» **Problem requirements**
Reproduce the material exactly, omitting nothing.

» **Extracted data**

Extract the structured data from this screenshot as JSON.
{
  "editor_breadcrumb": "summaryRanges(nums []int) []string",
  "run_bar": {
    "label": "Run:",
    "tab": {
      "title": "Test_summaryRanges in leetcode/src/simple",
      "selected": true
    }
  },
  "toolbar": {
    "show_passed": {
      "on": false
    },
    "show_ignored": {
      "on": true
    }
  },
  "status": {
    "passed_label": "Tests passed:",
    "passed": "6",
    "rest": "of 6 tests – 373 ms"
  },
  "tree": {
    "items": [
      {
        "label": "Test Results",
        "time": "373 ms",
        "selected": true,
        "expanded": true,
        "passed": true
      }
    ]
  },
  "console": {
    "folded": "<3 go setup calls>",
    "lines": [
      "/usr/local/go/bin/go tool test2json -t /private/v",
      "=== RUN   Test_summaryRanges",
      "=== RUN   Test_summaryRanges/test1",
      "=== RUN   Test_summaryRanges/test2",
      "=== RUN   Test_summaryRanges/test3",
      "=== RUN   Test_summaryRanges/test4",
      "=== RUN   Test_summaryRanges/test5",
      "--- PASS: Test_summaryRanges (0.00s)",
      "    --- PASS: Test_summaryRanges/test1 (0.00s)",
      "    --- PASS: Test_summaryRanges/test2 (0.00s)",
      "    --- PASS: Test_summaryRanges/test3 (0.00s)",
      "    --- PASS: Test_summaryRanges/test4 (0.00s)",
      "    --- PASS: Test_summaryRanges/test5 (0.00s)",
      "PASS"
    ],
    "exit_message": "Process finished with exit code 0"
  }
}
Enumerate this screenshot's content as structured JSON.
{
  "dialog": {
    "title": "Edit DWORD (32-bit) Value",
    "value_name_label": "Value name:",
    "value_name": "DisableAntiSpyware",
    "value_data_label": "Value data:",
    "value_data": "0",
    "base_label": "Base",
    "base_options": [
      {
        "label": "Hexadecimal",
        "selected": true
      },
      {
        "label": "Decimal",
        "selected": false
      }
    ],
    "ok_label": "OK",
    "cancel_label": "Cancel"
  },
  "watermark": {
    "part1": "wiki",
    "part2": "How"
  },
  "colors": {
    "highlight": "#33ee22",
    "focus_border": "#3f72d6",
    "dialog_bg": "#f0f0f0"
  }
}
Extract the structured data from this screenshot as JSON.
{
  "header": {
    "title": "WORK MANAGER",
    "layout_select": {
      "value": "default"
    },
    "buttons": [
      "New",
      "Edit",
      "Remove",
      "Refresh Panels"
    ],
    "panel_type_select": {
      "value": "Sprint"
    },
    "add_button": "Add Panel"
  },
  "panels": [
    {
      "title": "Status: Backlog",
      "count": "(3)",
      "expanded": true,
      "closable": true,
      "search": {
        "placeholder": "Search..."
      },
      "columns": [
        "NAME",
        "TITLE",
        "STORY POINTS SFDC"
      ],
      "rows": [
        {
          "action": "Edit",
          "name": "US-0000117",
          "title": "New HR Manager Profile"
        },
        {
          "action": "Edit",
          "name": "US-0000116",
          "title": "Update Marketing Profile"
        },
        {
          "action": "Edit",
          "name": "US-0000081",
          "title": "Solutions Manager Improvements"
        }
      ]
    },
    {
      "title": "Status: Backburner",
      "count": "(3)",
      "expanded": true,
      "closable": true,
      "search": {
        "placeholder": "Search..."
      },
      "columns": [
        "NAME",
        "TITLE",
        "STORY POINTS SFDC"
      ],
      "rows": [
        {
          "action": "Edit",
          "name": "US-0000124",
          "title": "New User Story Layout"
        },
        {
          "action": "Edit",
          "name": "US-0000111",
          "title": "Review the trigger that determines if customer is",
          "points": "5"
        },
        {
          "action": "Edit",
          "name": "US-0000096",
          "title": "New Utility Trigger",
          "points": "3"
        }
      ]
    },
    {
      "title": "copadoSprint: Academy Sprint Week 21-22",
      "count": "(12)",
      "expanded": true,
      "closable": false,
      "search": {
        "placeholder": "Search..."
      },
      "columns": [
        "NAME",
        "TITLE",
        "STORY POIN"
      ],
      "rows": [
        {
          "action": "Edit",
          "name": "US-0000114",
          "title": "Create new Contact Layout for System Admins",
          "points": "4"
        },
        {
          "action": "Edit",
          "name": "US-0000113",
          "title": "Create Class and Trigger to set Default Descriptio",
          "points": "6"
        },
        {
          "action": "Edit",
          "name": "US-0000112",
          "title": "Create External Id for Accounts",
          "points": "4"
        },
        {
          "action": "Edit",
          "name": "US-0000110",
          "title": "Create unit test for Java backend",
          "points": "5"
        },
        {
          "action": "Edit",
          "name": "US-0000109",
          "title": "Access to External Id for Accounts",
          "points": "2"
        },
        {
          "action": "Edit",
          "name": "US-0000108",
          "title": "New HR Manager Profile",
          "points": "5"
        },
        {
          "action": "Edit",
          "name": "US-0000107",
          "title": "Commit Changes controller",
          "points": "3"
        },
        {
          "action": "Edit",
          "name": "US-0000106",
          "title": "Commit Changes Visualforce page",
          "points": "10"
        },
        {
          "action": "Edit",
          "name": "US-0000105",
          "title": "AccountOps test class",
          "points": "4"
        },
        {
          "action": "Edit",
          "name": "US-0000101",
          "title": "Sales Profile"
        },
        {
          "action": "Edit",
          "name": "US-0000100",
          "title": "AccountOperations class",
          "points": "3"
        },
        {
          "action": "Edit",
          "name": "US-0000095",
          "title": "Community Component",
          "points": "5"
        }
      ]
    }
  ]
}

» **The completed task**
Extract the structured data from this screenshot as JSON.
{
  "editor_breadcrumb": "summaryRanges(nums []int) []string",
  "run_bar": {
    "label": "Run:",
    "tab": {
      "title": "Test_summaryRanges in leetcode/src/simple",
      "selected": true
    }
  },
  "toolbar": {
    "show_passed": {
      "on": false
    },
    "show_ignored": {
      "on": true
    }
  },
  "status": {
    "passed_label": "Tests passed:",
    "passed": "6",
    "rest": "of 6 tests – 373 ms"
  },
  "tree": {
    "items": [
      {
        "label": "Test Results",
        "time": "373 ms",
        "selected": true,
        "expanded": true,
        "passed": true
      }
    ]
  },
  "console": {
    "folded": "<3 go setup calls>",
    "lines": [
      "/usr/local/go/bin/go tool test2json -t /private/v",
      "=== RUN   Test_summaryRanges",
      "=== RUN   Test_summaryRanges/test1",
      "=== RUN   Test_summaryRanges/test2",
      "=== RUN   Test_summaryRanges/test3",
      "=== RUN   Test_summaryRanges/test4",
      "=== RUN   Test_summaryRanges/test5",
      "--- PASS: Test_summaryRanges (0.00s)",
      "    --- PASS: Test_summaryRanges/test1 (0.00s)",
      "    --- PASS: Test_summaryRanges/test2 (0.00s)",
      "    --- PASS: Test_summaryRanges/test3 (0.00s)",
      "    --- PASS: Test_summaryRanges/test4 (0.00s)",
      "    --- PASS: Test_summaryRanges/test5 (0.00s)",
      "PASS"
    ],
    "exit_message": "Process finished with exit code 0"
  }
}
Enumerate this screenshot's content as structured JSON.
{
  "dialog": {
    "title": "Edit DWORD (32-bit) Value",
    "value_name_label": "Value name:",
    "value_name": "DisableAntiSpyware",
    "value_data_label": "Value data:",
    "value_data": "0",
    "base_label": "Base",
    "base_options": [
      {
        "label": "Hexadecimal",
        "selected": true
      },
      {
        "label": "Decimal",
        "selected": false
      }
    ],
    "ok_label": "OK",
    "cancel_label": "Cancel"
  },
  "watermark": {
    "part1": "wiki",
    "part2": "How"
  },
  "colors": {
    "highlight": "#33ee22",
    "focus_border": "#3f72d6",
    "dialog_bg": "#f0f0f0"
  }
}
Extract the structured data from this screenshot as JSON.
{
  "header": {
    "title": "WORK MANAGER",
    "layout_select": {
      "value": "default"
    },
    "buttons": [
      "New",
      "Edit",
      "Remove",
      "Refresh Panels"
    ],
    "panel_type_select": {
      "value": "Sprint"
    },
    "add_button": "Add Panel"
  },
  "panels": [
    {
      "title": "Status: Backlog",
      "count": "(3)",
      "expanded": true,
      "closable": true,
      "search": {
        "placeholder": "Search..."
      },
      "columns": [
        "NAME",
        "TITLE",
        "STORY POINTS SFDC"
      ],
      "rows": [
        {
          "action": "Edit",
          "name": "US-0000117",
          "title": "New HR Manager Profile"
        },
        {
          "action": "Edit",
          "name": "US-0000116",
          "title": "Update Marketing Profile"
        },
        {
          "action": "Edit",
          "name": "US-0000081",
          "title": "Solutions Manager Improvements"
        }
      ]
    },
    {
      "title": "Status: Backburner",
      "count": "(3)",
      "expanded": true,
      "closable": true,
      "search": {
        "placeholder": "Search..."
      },
      "columns": [
        "NAME",
        "TITLE",
        "STORY POINTS SFDC"
      ],
      "rows": [
        {
          "action": "Edit",
          "name": "US-0000124",
          "title": "New User Story Layout"
        },
        {
          "action": "Edit",
          "name": "US-0000111",
          "title": "Review the trigger that determines if customer is",
          "points": "5"
        },
        {
          "action": "Edit",
          "name": "US-0000096",
          "title": "New Utility Trigger",
          "points": "3"
        }
      ]
    },
    {
      "title": "copadoSprint: Academy Sprint Week 21-22",
      "count": "(12)",
      "expanded": true,
      "closable": false,
      "search": {
        "placeholder": "Search..."
      },
      "columns": [
        "NAME",
        "TITLE",
        "STORY POIN"
      ],
      "rows": [
        {
          "action": "Edit",
          "name": "US-0000114",
          "title": "Create new Contact Layout for System Admins",
          "points": "4"
        },
        {
          "action": "Edit",
          "name": "US-0000113",
          "title": "Create Class and Trigger to set Default Descriptio",
          "points": "6"
        },
        {
          "action": "Edit",
          "name": "US-0000112",
          "title": "Create External Id for Accounts",
          "points": "4"
        },
        {
          "action": "Edit",
          "name": "US-0000110",
          "title": "Create unit test for Java backend",
          "points": "5"
        },
        {
          "action": "Edit",
          "name": "US-0000109",
          "title": "Access to External Id for Accounts",
          "points": "2"
        },
        {
          "action": "Edit",
          "name": "US-0000108",
          "title": "New HR Manager Profile",
          "points": "5"
        },
        {
          "action": "Edit",
          "name": "US-0000107",
          "title": "Commit Changes controller",
          "points": "3"
        },
        {
          "action": "Edit",
          "name": "US-0000106",
          "title": "Commit Changes Visualforce page",
          "points": "10"
        },
        {
          "action": "Edit",
          "name": "US-0000105",
          "title": "AccountOps test class",
          "points": "4"
        },
        {
          "action": "Edit",
          "name": "US-0000101",
          "title": "Sales Profile"
        },
        {
          "action": "Edit",
          "name": "US-0000100",
          "title": "AccountOperations class",
          "points": "3"
        },
        {
          "action": "Edit",
          "name": "US-0000095",
          "title": "Community Component",
          "points": "5"
        }
      ]
    }
  ]
}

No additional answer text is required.